**WORK TO BE COMPLETED:** Will you transcribe the entries that follow, exactly and in full?

**********

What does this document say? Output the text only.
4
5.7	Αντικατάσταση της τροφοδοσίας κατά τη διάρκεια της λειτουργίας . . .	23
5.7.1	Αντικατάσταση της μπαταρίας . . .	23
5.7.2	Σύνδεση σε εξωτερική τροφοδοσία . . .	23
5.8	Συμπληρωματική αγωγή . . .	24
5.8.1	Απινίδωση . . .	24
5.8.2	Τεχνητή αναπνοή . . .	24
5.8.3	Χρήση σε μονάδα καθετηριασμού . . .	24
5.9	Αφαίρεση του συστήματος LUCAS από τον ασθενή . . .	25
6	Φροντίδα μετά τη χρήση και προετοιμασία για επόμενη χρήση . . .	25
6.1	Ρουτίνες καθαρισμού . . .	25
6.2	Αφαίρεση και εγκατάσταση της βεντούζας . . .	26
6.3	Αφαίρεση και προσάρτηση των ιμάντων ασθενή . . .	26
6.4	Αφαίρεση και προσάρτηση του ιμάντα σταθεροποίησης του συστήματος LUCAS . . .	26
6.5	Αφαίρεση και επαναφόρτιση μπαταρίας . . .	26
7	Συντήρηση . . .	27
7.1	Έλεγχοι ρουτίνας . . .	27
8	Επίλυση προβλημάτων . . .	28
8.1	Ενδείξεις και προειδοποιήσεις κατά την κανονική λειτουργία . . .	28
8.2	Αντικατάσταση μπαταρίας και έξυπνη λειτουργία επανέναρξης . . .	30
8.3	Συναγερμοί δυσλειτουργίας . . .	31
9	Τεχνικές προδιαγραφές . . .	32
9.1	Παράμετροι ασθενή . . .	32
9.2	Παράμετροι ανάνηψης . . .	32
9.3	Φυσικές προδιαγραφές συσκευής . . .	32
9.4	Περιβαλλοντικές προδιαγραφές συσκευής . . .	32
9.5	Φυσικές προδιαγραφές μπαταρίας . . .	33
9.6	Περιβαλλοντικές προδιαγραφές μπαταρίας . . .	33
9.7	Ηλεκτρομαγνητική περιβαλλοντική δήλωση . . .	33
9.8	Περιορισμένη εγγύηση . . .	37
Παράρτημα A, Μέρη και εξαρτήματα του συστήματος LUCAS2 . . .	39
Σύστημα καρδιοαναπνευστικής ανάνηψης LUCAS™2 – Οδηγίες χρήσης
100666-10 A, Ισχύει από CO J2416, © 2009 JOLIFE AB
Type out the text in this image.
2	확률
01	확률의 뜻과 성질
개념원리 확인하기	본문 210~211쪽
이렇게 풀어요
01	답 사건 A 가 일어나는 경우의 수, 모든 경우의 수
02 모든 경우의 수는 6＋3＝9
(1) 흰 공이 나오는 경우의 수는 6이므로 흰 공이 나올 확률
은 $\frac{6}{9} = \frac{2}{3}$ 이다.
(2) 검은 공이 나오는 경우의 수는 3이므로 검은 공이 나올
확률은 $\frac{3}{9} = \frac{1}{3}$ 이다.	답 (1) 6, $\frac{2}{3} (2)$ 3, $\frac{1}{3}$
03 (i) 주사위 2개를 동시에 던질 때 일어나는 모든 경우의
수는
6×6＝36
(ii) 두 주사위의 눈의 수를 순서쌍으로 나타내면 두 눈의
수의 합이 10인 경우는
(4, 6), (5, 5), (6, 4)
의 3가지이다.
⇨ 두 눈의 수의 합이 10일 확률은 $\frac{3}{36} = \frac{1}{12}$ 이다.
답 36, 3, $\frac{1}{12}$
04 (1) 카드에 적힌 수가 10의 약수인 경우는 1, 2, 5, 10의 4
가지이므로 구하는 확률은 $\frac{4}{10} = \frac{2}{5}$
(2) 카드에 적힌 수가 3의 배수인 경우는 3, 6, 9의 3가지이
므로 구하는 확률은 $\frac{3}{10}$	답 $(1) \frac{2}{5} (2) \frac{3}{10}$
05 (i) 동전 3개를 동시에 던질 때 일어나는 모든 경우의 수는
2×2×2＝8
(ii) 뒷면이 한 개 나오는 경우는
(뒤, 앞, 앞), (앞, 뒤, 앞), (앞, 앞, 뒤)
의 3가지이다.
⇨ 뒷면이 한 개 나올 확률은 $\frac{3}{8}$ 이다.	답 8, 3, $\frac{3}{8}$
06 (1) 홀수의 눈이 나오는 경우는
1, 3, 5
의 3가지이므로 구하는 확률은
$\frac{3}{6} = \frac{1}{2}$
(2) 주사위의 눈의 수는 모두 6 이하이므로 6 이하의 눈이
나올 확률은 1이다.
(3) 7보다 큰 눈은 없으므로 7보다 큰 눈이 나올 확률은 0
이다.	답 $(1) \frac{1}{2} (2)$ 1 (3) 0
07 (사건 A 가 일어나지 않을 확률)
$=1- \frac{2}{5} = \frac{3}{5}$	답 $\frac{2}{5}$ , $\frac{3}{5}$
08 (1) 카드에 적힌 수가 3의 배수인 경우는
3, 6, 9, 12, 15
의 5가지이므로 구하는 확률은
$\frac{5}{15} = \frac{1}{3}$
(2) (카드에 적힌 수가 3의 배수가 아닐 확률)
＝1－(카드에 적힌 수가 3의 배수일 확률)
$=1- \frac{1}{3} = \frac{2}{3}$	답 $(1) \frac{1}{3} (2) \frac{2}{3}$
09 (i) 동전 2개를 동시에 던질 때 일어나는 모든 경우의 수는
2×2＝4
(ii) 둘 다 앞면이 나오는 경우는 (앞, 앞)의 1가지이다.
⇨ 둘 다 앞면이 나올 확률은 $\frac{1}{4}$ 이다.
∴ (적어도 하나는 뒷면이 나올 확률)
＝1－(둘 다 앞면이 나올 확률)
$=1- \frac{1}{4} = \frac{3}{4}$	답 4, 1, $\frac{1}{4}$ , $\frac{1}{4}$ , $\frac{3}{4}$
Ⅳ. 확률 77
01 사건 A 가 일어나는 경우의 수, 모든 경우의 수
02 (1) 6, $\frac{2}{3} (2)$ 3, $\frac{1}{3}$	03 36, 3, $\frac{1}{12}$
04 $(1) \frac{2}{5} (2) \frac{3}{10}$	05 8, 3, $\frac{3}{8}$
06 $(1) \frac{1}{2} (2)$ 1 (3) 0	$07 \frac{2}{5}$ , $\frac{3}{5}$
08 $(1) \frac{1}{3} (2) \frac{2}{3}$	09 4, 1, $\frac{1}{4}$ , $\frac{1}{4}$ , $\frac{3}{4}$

**********

**RESULT FOR THIS TASK:**
What does this document say? Output the text only.
4
5.7	Αντικατάσταση της τροφοδοσίας κατά τη διάρκεια της λειτουργίας . . .	23
5.7.1	Αντικατάσταση της μπαταρίας . . .	23
5.7.2	Σύνδεση σε εξωτερική τροφοδοσία . . .	23
5.8	Συμπληρωματική αγωγή . . .	24
5.8.1	Απινίδωση . . .	24
5.8.2	Τεχνητή αναπνοή . . .	24
5.8.3	Χρήση σε μονάδα καθετηριασμού . . .	24
5.9	Αφαίρεση του συστήματος LUCAS από τον ασθενή . . .	25
6	Φροντίδα μετά τη χρήση και προετοιμασία για επόμενη χρήση . . .	25
6.1	Ρουτίνες καθαρισμού . . .	25
6.2	Αφαίρεση και εγκατάσταση της βεντούζας . . .	26
6.3	Αφαίρεση και προσάρτηση των ιμάντων ασθενή . . .	26
6.4	Αφαίρεση και προσάρτηση του ιμάντα σταθεροποίησης του συστήματος LUCAS . . .	26
6.5	Αφαίρεση και επαναφόρτιση μπαταρίας . . .	26
7	Συντήρηση . . .	27
7.1	Έλεγχοι ρουτίνας . . .	27
8	Επίλυση προβλημάτων . . .	28
8.1	Ενδείξεις και προειδοποιήσεις κατά την κανονική λειτουργία . . .	28
8.2	Αντικατάσταση μπαταρίας και έξυπνη λειτουργία επανέναρξης . . .	30
8.3	Συναγερμοί δυσλειτουργίας . . .	31
9	Τεχνικές προδιαγραφές . . .	32
9.1	Παράμετροι ασθενή . . .	32
9.2	Παράμετροι ανάνηψης . . .	32
9.3	Φυσικές προδιαγραφές συσκευής . . .	32
9.4	Περιβαλλοντικές προδιαγραφές συσκευής . . .	32
9.5	Φυσικές προδιαγραφές μπαταρίας . . .	33
9.6	Περιβαλλοντικές προδιαγραφές μπαταρίας . . .	33
9.7	Ηλεκτρομαγνητική περιβαλλοντική δήλωση . . .	33
9.8	Περιορισμένη εγγύηση . . .	37
Παράρτημα A, Μέρη και εξαρτήματα του συστήματος LUCAS2 . . .	39
Σύστημα καρδιοαναπνευστικής ανάνηψης LUCAS™2 – Οδηγίες χρήσης
100666-10 A, Ισχύει από CO J2416, © 2009 JOLIFE AB
Type out the text in this image.
2	확률
01	확률의 뜻과 성질
개념원리 확인하기	본문 210~211쪽
이렇게 풀어요
01	답 사건 A 가 일어나는 경우의 수, 모든 경우의 수
02 모든 경우의 수는 6＋3＝9
(1) 흰 공이 나오는 경우의 수는 6이므로 흰 공이 나올 확률
은 $\frac{6}{9} = \frac{2}{3}$ 이다.
(2) 검은 공이 나오는 경우의 수는 3이므로 검은 공이 나올
확률은 $\frac{3}{9} = \frac{1}{3}$ 이다.	답 (1) 6, $\frac{2}{3} (2)$ 3, $\frac{1}{3}$
03 (i) 주사위 2개를 동시에 던질 때 일어나는 모든 경우의
수는
6×6＝36
(ii) 두 주사위의 눈의 수를 순서쌍으로 나타내면 두 눈의
수의 합이 10인 경우는
(4, 6), (5, 5), (6, 4)
의 3가지이다.
⇨ 두 눈의 수의 합이 10일 확률은 $\frac{3}{36} = \frac{1}{12}$ 이다.
답 36, 3, $\frac{1}{12}$
04 (1) 카드에 적힌 수가 10의 약수인 경우는 1, 2, 5, 10의 4
가지이므로 구하는 확률은 $\frac{4}{10} = \frac{2}{5}$
(2) 카드에 적힌 수가 3의 배수인 경우는 3, 6, 9의 3가지이
므로 구하는 확률은 $\frac{3}{10}$	답 $(1) \frac{2}{5} (2) \frac{3}{10}$
05 (i) 동전 3개를 동시에 던질 때 일어나는 모든 경우의 수는
2×2×2＝8
(ii) 뒷면이 한 개 나오는 경우는
(뒤, 앞, 앞), (앞, 뒤, 앞), (앞, 앞, 뒤)
의 3가지이다.
⇨ 뒷면이 한 개 나올 확률은 $\frac{3}{8}$ 이다.	답 8, 3, $\frac{3}{8}$
06 (1) 홀수의 눈이 나오는 경우는
1, 3, 5
의 3가지이므로 구하는 확률은
$\frac{3}{6} = \frac{1}{2}$
(2) 주사위의 눈의 수는 모두 6 이하이므로 6 이하의 눈이
나올 확률은 1이다.
(3) 7보다 큰 눈은 없으므로 7보다 큰 눈이 나올 확률은 0
이다.	답 $(1) \frac{1}{2} (2)$ 1 (3) 0
07 (사건 A 가 일어나지 않을 확률)
$=1- \frac{2}{5} = \frac{3}{5}$	답 $\frac{2}{5}$ , $\frac{3}{5}$
08 (1) 카드에 적힌 수가 3의 배수인 경우는
3, 6, 9, 12, 15
의 5가지이므로 구하는 확률은
$\frac{5}{15} = \frac{1}{3}$
(2) (카드에 적힌 수가 3의 배수가 아닐 확률)
＝1－(카드에 적힌 수가 3의 배수일 확률)
$=1- \frac{1}{3} = \frac{2}{3}$	답 $(1) \frac{1}{3} (2) \frac{2}{3}$
09 (i) 동전 2개를 동시에 던질 때 일어나는 모든 경우의 수는
2×2＝4
(ii) 둘 다 앞면이 나오는 경우는 (앞, 앞)의 1가지이다.
⇨ 둘 다 앞면이 나올 확률은 $\frac{1}{4}$ 이다.
∴ (적어도 하나는 뒷면이 나올 확률)
＝1－(둘 다 앞면이 나올 확률)
$=1- \frac{1}{4} = \frac{3}{4}$	답 4, 1, $\frac{1}{4}$ , $\frac{1}{4}$ , $\frac{3}{4}$
Ⅳ. 확률 77
01 사건 A 가 일어나는 경우의 수, 모든 경우의 수
02 (1) 6, $\frac{2}{3} (2)$ 3, $\frac{1}{3}$	03 36, 3, $\frac{1}{12}$
04 $(1) \frac{2}{5} (2) \frac{3}{10}$	05 8, 3, $\frac{3}{8}$
06 $(1) \frac{1}{2} (2)$ 1 (3) 0	$07 \frac{2}{5}$ , $\frac{3}{5}$
08 $(1) \frac{1}{3} (2) \frac{2}{3}$	09 4, 1, $\frac{1}{4}$ , $\frac{1}{4}$ , $\frac{3}{4}$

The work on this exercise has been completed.